- DIRECTIVE
Copy out each line of the material below with no changes.

Extracted records:
---*---

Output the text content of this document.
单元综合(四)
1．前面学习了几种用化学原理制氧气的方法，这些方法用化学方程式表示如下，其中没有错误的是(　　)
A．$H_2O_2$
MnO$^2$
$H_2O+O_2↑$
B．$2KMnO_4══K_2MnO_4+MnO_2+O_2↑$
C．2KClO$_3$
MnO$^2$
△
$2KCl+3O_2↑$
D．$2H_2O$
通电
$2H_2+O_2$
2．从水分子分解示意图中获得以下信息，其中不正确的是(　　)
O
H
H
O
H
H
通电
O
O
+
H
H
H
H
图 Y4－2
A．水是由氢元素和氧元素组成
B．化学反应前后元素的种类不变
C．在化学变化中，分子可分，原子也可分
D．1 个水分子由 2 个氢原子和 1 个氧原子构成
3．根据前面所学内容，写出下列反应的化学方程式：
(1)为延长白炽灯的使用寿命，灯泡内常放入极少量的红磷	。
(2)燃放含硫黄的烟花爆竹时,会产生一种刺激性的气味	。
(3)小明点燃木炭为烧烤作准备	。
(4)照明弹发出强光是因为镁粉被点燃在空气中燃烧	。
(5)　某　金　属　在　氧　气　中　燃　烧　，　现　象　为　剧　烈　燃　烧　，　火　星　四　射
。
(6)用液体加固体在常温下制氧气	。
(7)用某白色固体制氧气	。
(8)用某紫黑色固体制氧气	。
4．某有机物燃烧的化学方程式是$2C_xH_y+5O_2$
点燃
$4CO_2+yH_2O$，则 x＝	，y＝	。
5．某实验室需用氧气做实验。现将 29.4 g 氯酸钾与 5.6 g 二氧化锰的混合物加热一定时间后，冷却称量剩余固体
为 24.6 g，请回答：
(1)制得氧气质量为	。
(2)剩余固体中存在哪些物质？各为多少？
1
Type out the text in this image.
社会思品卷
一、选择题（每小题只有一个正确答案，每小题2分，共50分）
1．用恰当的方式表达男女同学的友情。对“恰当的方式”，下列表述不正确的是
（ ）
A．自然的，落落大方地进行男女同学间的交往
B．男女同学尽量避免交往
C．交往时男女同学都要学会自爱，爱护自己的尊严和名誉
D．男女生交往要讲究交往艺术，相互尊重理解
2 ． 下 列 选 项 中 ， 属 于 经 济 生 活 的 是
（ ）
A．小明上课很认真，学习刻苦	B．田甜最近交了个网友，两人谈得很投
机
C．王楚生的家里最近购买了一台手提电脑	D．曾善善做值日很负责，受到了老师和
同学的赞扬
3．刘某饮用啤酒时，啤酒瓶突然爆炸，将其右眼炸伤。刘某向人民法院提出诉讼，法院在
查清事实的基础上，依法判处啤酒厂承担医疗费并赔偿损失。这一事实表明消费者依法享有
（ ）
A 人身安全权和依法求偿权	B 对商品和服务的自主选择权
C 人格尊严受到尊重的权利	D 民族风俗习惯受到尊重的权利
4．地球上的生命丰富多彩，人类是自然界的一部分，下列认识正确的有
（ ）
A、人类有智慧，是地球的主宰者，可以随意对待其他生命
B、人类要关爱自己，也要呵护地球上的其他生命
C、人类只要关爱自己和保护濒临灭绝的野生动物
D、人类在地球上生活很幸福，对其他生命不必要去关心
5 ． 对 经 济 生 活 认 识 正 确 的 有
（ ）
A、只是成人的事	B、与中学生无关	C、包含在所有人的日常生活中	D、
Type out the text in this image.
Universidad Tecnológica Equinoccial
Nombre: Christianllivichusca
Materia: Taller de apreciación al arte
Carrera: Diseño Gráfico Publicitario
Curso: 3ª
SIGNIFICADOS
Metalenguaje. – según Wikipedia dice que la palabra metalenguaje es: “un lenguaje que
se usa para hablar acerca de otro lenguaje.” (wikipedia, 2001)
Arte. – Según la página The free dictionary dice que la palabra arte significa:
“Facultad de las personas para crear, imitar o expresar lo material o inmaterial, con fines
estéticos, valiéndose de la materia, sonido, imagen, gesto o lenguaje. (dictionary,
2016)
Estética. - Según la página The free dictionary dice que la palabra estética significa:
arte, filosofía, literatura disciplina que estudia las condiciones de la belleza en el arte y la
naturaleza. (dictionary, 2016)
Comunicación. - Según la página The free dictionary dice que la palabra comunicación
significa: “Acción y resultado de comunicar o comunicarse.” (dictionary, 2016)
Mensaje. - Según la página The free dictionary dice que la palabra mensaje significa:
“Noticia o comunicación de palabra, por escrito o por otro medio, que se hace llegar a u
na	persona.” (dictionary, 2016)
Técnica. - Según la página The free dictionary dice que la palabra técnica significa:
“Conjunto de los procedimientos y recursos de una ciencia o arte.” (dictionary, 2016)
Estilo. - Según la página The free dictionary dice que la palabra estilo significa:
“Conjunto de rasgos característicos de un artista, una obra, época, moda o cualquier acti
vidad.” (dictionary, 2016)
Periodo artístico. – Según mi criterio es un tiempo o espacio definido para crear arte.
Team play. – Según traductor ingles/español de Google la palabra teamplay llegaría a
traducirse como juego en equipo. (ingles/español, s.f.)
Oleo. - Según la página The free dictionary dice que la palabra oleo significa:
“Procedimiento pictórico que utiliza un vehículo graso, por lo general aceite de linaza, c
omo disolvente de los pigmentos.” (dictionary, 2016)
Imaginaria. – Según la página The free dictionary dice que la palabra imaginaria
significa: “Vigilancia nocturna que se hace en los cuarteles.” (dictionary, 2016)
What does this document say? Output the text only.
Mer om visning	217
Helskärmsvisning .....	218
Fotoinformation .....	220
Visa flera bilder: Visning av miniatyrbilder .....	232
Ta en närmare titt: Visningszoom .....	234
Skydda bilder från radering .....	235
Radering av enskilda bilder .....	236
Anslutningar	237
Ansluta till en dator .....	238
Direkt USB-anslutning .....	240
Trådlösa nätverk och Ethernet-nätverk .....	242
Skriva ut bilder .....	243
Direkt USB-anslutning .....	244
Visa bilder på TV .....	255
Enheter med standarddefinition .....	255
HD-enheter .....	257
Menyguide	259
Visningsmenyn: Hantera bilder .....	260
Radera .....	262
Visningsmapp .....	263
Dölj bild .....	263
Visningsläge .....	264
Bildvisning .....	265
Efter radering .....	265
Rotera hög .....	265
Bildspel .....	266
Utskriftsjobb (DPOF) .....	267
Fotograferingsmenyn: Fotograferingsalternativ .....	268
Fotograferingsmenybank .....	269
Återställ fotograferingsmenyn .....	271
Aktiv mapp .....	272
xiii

---*---

- REPLY
Output the text content of this document.
单元综合(四)
1．前面学习了几种用化学原理制氧气的方法，这些方法用化学方程式表示如下，其中没有错误的是(　　)
A．$H_2O_2$
MnO$^2$
$H_2O+O_2↑$
B．$2KMnO_4══K_2MnO_4+MnO_2+O_2↑$
C．2KClO$_3$
MnO$^2$
△
$2KCl+3O_2↑$
D．$2H_2O$
通电
$2H_2+O_2$
2．从水分子分解示意图中获得以下信息，其中不正确的是(　　)
O
H
H
O
H
H
通电
O
O
+
H
H
H
H
图 Y4－2
A．水是由氢元素和氧元素组成
B．化学反应前后元素的种类不变
C．在化学变化中，分子可分，原子也可分
D．1 个水分子由 2 个氢原子和 1 个氧原子构成
3．根据前面所学内容，写出下列反应的化学方程式：
(1)为延长白炽灯的使用寿命，灯泡内常放入极少量的红磷	。
(2)燃放含硫黄的烟花爆竹时,会产生一种刺激性的气味	。
(3)小明点燃木炭为烧烤作准备	。
(4)照明弹发出强光是因为镁粉被点燃在空气中燃烧	。
(5)　某　金　属　在　氧　气　中　燃　烧　，　现　象　为　剧　烈　燃　烧　，　火　星　四　射
。
(6)用液体加固体在常温下制氧气	。
(7)用某白色固体制氧气	。
(8)用某紫黑色固体制氧气	。
4．某有机物燃烧的化学方程式是$2C_xH_y+5O_2$
点燃
$4CO_2+yH_2O$，则 x＝	，y＝	。
5．某实验室需用氧气做实验。现将 29.4 g 氯酸钾与 5.6 g 二氧化锰的混合物加热一定时间后，冷却称量剩余固体
为 24.6 g，请回答：
(1)制得氧气质量为	。
(2)剩余固体中存在哪些物质？各为多少？
1
Type out the text in this image.
社会思品卷
一、选择题（每小题只有一个正确答案，每小题2分，共50分）
1．用恰当的方式表达男女同学的友情。对“恰当的方式”，下列表述不正确的是
（ ）
A．自然的，落落大方地进行男女同学间的交往
B．男女同学尽量避免交往
C．交往时男女同学都要学会自爱，爱护自己的尊严和名誉
D．男女生交往要讲究交往艺术，相互尊重理解
2 ． 下 列 选 项 中 ， 属 于 经 济 生 活 的 是
（ ）
A．小明上课很认真，学习刻苦	B．田甜最近交了个网友，两人谈得很投
机
C．王楚生的家里最近购买了一台手提电脑	D．曾善善做值日很负责，受到了老师和
同学的赞扬
3．刘某饮用啤酒时，啤酒瓶突然爆炸，将其右眼炸伤。刘某向人民法院提出诉讼，法院在
查清事实的基础上，依法判处啤酒厂承担医疗费并赔偿损失。这一事实表明消费者依法享有
（ ）
A 人身安全权和依法求偿权	B 对商品和服务的自主选择权
C 人格尊严受到尊重的权利	D 民族风俗习惯受到尊重的权利
4．地球上的生命丰富多彩，人类是自然界的一部分，下列认识正确的有
（ ）
A、人类有智慧，是地球的主宰者，可以随意对待其他生命
B、人类要关爱自己，也要呵护地球上的其他生命
C、人类只要关爱自己和保护濒临灭绝的野生动物
D、人类在地球上生活很幸福，对其他生命不必要去关心
5 ． 对 经 济 生 活 认 识 正 确 的 有
（ ）
A、只是成人的事	B、与中学生无关	C、包含在所有人的日常生活中	D、
Type out the text in this image.
Universidad Tecnológica Equinoccial
Nombre: Christianllivichusca
Materia: Taller de apreciación al arte
Carrera: Diseño Gráfico Publicitario
Curso: 3ª
SIGNIFICADOS
Metalenguaje. – según Wikipedia dice que la palabra metalenguaje es: “un lenguaje que
se usa para hablar acerca de otro lenguaje.” (wikipedia, 2001)
Arte. – Según la página The free dictionary dice que la palabra arte significa:
“Facultad de las personas para crear, imitar o expresar lo material o inmaterial, con fines
estéticos, valiéndose de la materia, sonido, imagen, gesto o lenguaje. (dictionary,
2016)
Estética. - Según la página The free dictionary dice que la palabra estética significa:
arte, filosofía, literatura disciplina que estudia las condiciones de la belleza en el arte y la
naturaleza. (dictionary, 2016)
Comunicación. - Según la página The free dictionary dice que la palabra comunicación
significa: “Acción y resultado de comunicar o comunicarse.” (dictionary, 2016)
Mensaje. - Según la página The free dictionary dice que la palabra mensaje significa:
“Noticia o comunicación de palabra, por escrito o por otro medio, que se hace llegar a u
na	persona.” (dictionary, 2016)
Técnica. - Según la página The free dictionary dice que la palabra técnica significa:
“Conjunto de los procedimientos y recursos de una ciencia o arte.” (dictionary, 2016)
Estilo. - Según la página The free dictionary dice que la palabra estilo significa:
“Conjunto de rasgos característicos de un artista, una obra, época, moda o cualquier acti
vidad.” (dictionary, 2016)
Periodo artístico. – Según mi criterio es un tiempo o espacio definido para crear arte.
Team play. – Según traductor ingles/español de Google la palabra teamplay llegaría a
traducirse como juego en equipo. (ingles/español, s.f.)
Oleo. - Según la página The free dictionary dice que la palabra oleo significa:
“Procedimiento pictórico que utiliza un vehículo graso, por lo general aceite de linaza, c
omo disolvente de los pigmentos.” (dictionary, 2016)
Imaginaria. – Según la página The free dictionary dice que la palabra imaginaria
significa: “Vigilancia nocturna que se hace en los cuarteles.” (dictionary, 2016)
What does this document say? Output the text only.
Mer om visning	217
Helskärmsvisning .....	218
Fotoinformation .....	220
Visa flera bilder: Visning av miniatyrbilder .....	232
Ta en närmare titt: Visningszoom .....	234
Skydda bilder från radering .....	235
Radering av enskilda bilder .....	236
Anslutningar	237
Ansluta till en dator .....	238
Direkt USB-anslutning .....	240
Trådlösa nätverk och Ethernet-nätverk .....	242
Skriva ut bilder .....	243
Direkt USB-anslutning .....	244
Visa bilder på TV .....	255
Enheter med standarddefinition .....	255
HD-enheter .....	257
Menyguide	259
Visningsmenyn: Hantera bilder .....	260
Radera .....	262
Visningsmapp .....	263
Dölj bild .....	263
Visningsläge .....	264
Bildvisning .....	265
Efter radering .....	265
Rotera hög .....	265
Bildspel .....	266
Utskriftsjobb (DPOF) .....	267
Fotograferingsmenyn: Fotograferingsalternativ .....	268
Fotograferingsmenybank .....	269
Återställ fotograferingsmenyn .....	271
Aktiv mapp .....	272
xiii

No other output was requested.